(Data excerpts)
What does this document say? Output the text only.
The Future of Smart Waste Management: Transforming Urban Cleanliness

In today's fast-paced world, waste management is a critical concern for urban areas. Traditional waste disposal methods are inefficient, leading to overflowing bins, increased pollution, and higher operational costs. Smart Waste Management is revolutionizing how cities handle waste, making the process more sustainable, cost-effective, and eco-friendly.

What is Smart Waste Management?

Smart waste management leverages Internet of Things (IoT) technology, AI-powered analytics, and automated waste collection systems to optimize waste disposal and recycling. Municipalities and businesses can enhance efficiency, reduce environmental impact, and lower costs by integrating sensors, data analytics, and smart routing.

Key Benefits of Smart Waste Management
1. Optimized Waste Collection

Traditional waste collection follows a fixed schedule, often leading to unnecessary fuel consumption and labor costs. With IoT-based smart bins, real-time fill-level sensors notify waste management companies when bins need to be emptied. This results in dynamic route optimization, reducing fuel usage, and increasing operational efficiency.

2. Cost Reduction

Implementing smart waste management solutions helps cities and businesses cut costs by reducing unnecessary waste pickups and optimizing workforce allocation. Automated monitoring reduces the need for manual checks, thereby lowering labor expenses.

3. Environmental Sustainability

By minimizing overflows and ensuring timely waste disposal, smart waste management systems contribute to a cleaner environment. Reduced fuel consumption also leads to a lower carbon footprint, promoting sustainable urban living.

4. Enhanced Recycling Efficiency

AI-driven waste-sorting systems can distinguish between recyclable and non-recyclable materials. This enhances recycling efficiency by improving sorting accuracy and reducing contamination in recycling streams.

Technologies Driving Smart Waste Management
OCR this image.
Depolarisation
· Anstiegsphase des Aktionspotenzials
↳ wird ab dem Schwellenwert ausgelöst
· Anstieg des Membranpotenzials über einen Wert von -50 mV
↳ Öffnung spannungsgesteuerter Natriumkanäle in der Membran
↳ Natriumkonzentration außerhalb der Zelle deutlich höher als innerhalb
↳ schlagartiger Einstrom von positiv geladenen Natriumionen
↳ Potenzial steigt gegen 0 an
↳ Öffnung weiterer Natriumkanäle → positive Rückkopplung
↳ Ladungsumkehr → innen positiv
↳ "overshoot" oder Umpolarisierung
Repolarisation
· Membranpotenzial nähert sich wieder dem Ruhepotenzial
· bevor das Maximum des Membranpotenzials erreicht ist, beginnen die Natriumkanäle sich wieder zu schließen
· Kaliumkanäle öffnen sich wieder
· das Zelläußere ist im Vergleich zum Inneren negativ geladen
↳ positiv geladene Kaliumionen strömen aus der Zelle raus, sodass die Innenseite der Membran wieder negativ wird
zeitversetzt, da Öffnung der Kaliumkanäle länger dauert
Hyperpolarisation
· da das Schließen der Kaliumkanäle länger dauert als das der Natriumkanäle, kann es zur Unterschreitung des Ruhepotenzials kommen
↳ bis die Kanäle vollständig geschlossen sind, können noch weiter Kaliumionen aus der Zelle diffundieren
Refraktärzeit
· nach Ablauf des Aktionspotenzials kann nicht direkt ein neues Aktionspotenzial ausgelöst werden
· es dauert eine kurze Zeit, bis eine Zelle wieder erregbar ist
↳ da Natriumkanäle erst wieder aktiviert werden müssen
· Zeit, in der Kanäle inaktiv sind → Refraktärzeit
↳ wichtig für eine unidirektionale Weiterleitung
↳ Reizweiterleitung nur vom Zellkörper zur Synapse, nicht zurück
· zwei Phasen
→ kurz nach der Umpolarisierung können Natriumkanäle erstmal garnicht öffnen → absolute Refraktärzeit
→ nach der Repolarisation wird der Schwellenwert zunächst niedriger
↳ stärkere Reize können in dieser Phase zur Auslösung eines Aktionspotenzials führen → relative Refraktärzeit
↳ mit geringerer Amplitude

Exercise prompt: Tally the lines containing "Umpolarisierung". Provide the number without any other words.

Task answer: 2